▶ _WHAT TO DO_:
Restate, word for word, every line of the data.

## START

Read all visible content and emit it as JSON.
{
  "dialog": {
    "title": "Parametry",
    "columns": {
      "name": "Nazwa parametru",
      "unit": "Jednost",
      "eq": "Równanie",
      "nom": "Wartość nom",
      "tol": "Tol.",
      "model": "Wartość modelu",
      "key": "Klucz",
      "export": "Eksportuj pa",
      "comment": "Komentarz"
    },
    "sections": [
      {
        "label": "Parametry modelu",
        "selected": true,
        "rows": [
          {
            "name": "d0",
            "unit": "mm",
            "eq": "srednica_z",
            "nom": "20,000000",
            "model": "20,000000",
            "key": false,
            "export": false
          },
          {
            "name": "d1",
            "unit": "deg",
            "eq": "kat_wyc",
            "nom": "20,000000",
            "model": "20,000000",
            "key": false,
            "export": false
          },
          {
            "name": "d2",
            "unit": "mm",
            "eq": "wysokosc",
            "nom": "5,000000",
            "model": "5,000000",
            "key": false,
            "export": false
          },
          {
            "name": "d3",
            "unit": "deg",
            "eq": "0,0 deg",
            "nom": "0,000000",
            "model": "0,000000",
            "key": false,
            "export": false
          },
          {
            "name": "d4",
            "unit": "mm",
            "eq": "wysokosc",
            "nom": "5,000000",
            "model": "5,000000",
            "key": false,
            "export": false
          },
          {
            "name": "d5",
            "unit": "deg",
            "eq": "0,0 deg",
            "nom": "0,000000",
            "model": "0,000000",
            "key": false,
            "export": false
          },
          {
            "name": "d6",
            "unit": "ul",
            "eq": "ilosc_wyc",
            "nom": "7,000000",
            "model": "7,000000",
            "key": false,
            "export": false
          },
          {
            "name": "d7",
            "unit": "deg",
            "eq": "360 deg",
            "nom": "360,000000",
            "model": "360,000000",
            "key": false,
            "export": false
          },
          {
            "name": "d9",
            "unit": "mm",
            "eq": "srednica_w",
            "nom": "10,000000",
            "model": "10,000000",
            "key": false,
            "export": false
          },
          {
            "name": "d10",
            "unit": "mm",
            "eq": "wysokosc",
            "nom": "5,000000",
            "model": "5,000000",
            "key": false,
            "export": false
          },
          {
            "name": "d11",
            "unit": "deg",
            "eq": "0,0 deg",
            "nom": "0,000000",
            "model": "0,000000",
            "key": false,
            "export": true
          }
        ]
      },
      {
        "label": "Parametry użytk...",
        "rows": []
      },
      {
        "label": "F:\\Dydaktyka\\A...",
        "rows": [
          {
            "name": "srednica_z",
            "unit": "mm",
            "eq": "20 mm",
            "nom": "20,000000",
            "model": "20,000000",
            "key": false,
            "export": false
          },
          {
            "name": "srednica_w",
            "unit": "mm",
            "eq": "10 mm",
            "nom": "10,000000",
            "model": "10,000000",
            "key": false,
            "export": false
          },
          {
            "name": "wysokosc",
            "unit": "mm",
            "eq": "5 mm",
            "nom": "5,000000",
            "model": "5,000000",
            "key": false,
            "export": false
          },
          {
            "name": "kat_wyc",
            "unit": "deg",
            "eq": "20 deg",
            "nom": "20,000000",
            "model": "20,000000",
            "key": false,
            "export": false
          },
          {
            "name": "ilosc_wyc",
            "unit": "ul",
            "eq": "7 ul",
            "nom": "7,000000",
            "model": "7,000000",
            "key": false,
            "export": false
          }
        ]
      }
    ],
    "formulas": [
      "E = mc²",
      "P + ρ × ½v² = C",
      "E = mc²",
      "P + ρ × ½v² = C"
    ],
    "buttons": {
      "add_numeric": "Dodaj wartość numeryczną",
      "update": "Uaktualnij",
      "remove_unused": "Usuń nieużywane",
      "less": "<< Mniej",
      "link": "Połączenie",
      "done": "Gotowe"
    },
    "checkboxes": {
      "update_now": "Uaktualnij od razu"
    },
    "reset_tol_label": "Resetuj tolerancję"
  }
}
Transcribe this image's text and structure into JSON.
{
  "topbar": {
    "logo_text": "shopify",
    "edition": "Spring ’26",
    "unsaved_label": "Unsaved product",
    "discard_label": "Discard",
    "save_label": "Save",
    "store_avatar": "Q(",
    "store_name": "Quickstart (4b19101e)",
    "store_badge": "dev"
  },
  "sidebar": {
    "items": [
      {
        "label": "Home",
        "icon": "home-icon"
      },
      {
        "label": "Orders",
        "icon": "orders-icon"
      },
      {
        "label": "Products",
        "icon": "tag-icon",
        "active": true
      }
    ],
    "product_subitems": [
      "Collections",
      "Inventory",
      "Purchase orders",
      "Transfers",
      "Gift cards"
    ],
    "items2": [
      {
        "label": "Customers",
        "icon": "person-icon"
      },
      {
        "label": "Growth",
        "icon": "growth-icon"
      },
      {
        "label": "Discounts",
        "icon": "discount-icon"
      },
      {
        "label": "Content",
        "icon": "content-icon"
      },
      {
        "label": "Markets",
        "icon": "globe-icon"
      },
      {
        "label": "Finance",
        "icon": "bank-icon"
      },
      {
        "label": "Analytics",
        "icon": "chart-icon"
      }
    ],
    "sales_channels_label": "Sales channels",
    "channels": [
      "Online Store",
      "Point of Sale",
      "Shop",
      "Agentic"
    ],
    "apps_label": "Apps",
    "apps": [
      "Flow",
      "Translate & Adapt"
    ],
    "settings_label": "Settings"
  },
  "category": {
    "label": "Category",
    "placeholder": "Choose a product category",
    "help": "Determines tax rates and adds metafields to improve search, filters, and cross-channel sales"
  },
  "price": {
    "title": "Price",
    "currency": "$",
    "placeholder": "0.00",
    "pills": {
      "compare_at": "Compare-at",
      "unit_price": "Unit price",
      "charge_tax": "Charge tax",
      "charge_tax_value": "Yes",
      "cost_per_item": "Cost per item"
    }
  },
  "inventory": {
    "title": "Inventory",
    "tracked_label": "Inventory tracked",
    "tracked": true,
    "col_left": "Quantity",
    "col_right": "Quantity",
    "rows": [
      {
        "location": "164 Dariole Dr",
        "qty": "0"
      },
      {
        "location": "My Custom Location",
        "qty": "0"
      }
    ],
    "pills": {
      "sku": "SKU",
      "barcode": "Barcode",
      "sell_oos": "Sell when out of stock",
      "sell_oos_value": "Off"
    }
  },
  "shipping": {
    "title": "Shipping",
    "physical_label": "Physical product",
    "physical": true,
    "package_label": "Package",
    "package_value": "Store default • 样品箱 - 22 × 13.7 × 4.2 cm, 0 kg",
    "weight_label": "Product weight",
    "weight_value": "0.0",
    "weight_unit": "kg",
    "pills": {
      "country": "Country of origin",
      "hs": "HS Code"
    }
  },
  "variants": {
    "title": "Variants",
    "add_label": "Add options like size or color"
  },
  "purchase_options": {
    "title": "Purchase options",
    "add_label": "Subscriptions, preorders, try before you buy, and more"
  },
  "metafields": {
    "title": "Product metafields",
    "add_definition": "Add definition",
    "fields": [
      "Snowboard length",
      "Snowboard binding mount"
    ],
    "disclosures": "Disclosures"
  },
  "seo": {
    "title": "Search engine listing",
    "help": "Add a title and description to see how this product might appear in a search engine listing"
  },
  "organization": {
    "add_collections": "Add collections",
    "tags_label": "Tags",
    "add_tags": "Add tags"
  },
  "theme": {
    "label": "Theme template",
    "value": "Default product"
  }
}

## END

▶ _IN RESPONSE_:
Read all visible content and emit it as JSON.
{
  "dialog": {
    "title": "Parametry",
    "columns": {
      "name": "Nazwa parametru",
      "unit": "Jednost",
      "eq": "Równanie",
      "nom": "Wartość nom",
      "tol": "Tol.",
      "model": "Wartość modelu",
      "key": "Klucz",
      "export": "Eksportuj pa",
      "comment": "Komentarz"
    },
    "sections": [
      {
        "label": "Parametry modelu",
        "selected": true,
        "rows": [
          {
            "name": "d0",
            "unit": "mm",
            "eq": "srednica_z",
            "nom": "20,000000",
            "model": "20,000000",
            "key": false,
            "export": false
          },
          {
            "name": "d1",
            "unit": "deg",
            "eq": "kat_wyc",
            "nom": "20,000000",
            "model": "20,000000",
            "key": false,
            "export": false
          },
          {
            "name": "d2",
            "unit": "mm",
            "eq": "wysokosc",
            "nom": "5,000000",
            "model": "5,000000",
            "key": false,
            "export": false
          },
          {
            "name": "d3",
            "unit": "deg",
            "eq": "0,0 deg",
            "nom": "0,000000",
            "model": "0,000000",
            "key": false,
            "export": false
          },
          {
            "name": "d4",
            "unit": "mm",
            "eq": "wysokosc",
            "nom": "5,000000",
            "model": "5,000000",
            "key": false,
            "export": false
          },
          {
            "name": "d5",
            "unit": "deg",
            "eq": "0,0 deg",
            "nom": "0,000000",
            "model": "0,000000",
            "key": false,
            "export": false
          },
          {
            "name": "d6",
            "unit": "ul",
            "eq": "ilosc_wyc",
            "nom": "7,000000",
            "model": "7,000000",
            "key": false,
            "export": false
          },
          {
            "name": "d7",
            "unit": "deg",
            "eq": "360 deg",
            "nom": "360,000000",
            "model": "360,000000",
            "key": false,
            "export": false
          },
          {
            "name": "d9",
            "unit": "mm",
            "eq": "srednica_w",
            "nom": "10,000000",
            "model": "10,000000",
            "key": false,
            "export": false
          },
          {
            "name": "d10",
            "unit": "mm",
            "eq": "wysokosc",
            "nom": "5,000000",
            "model": "5,000000",
            "key": false,
            "export": false
          },
          {
            "name": "d11",
            "unit": "deg",
            "eq": "0,0 deg",
            "nom": "0,000000",
            "model": "0,000000",
            "key": false,
            "export": true
          }
        ]
      },
      {
        "label": "Parametry użytk...",
        "rows": []
      },
      {
        "label": "F:\\Dydaktyka\\A...",
        "rows": [
          {
            "name": "srednica_z",
            "unit": "mm",
            "eq": "20 mm",
            "nom": "20,000000",
            "model": "20,000000",
            "key": false,
            "export": false
          },
          {
            "name": "srednica_w",
            "unit": "mm",
            "eq": "10 mm",
            "nom": "10,000000",
            "model": "10,000000",
            "key": false,
            "export": false
          },
          {
            "name": "wysokosc",
            "unit": "mm",
            "eq": "5 mm",
            "nom": "5,000000",
            "model": "5,000000",
            "key": false,
            "export": false
          },
          {
            "name": "kat_wyc",
            "unit": "deg",
            "eq": "20 deg",
            "nom": "20,000000",
            "model": "20,000000",
            "key": false,
            "export": false
          },
          {
            "name": "ilosc_wyc",
            "unit": "ul",
            "eq": "7 ul",
            "nom": "7,000000",
            "model": "7,000000",
            "key": false,
            "export": false
          }
        ]
      }
    ],
    "formulas": [
      "E = mc²",
      "P + ρ × ½v² = C",
      "E = mc²",
      "P + ρ × ½v² = C"
    ],
    "buttons": {
      "add_numeric": "Dodaj wartość numeryczną",
      "update": "Uaktualnij",
      "remove_unused": "Usuń nieużywane",
      "less": "<< Mniej",
      "link": "Połączenie",
      "done": "Gotowe"
    },
    "checkboxes": {
      "update_now": "Uaktualnij od razu"
    },
    "reset_tol_label": "Resetuj tolerancję"
  }
}
Transcribe this image's text and structure into JSON.
{
  "topbar": {
    "logo_text": "shopify",
    "edition": "Spring ’26",
    "unsaved_label": "Unsaved product",
    "discard_label": "Discard",
    "save_label": "Save",
    "store_avatar": "Q(",
    "store_name": "Quickstart (4b19101e)",
    "store_badge": "dev"
  },
  "sidebar": {
    "items": [
      {
        "label": "Home",
        "icon": "home-icon"
      },
      {
        "label": "Orders",
        "icon": "orders-icon"
      },
      {
        "label": "Products",
        "icon": "tag-icon",
        "active": true
      }
    ],
    "product_subitems": [
      "Collections",
      "Inventory",
      "Purchase orders",
      "Transfers",
      "Gift cards"
    ],
    "items2": [
      {
        "label": "Customers",
        "icon": "person-icon"
      },
      {
        "label": "Growth",
        "icon": "growth-icon"
      },
      {
        "label": "Discounts",
        "icon": "discount-icon"
      },
      {
        "label": "Content",
        "icon": "content-icon"
      },
      {
        "label": "Markets",
        "icon": "globe-icon"
      },
      {
        "label": "Finance",
        "icon": "bank-icon"
      },
      {
        "label": "Analytics",
        "icon": "chart-icon"
      }
    ],
    "sales_channels_label": "Sales channels",
    "channels": [
      "Online Store",
      "Point of Sale",
      "Shop",
      "Agentic"
    ],
    "apps_label": "Apps",
    "apps": [
      "Flow",
      "Translate & Adapt"
    ],
    "settings_label": "Settings"
  },
  "category": {
    "label": "Category",
    "placeholder": "Choose a product category",
    "help": "Determines tax rates and adds metafields to improve search, filters, and cross-channel sales"
  },
  "price": {
    "title": "Price",
    "currency": "$",
    "placeholder": "0.00",
    "pills": {
      "compare_at": "Compare-at",
      "unit_price": "Unit price",
      "charge_tax": "Charge tax",
      "charge_tax_value": "Yes",
      "cost_per_item": "Cost per item"
    }
  },
  "inventory": {
    "title": "Inventory",
    "tracked_label": "Inventory tracked",
    "tracked": true,
    "col_left": "Quantity",
    "col_right": "Quantity",
    "rows": [
      {
        "location": "164 Dariole Dr",
        "qty": "0"
      },
      {
        "location": "My Custom Location",
        "qty": "0"
      }
    ],
    "pills": {
      "sku": "SKU",
      "barcode": "Barcode",
      "sell_oos": "Sell when out of stock",
      "sell_oos_value": "Off"
    }
  },
  "shipping": {
    "title": "Shipping",
    "physical_label": "Physical product",
    "physical": true,
    "package_label": "Package",
    "package_value": "Store default • 样品箱 - 22 × 13.7 × 4.2 cm, 0 kg",
    "weight_label": "Product weight",
    "weight_value": "0.0",
    "weight_unit": "kg",
    "pills": {
      "country": "Country of origin",
      "hs": "HS Code"
    }
  },
  "variants": {
    "title": "Variants",
    "add_label": "Add options like size or color"
  },
  "purchase_options": {
    "title": "Purchase options",
    "add_label": "Subscriptions, preorders, try before you buy, and more"
  },
  "metafields": {
    "title": "Product metafields",
    "add_definition": "Add definition",
    "fields": [
      "Snowboard length",
      "Snowboard binding mount"
    ],
    "disclosures": "Disclosures"
  },
  "seo": {
    "title": "Search engine listing",
    "help": "Add a title and description to see how this product might appear in a search engine listing"
  },
  "organization": {
    "add_collections": "Add collections",
    "tags_label": "Tags",
    "add_tags": "Add tags"
  },
  "theme": {
    "label": "Theme template",
    "value": "Default product"
  }
}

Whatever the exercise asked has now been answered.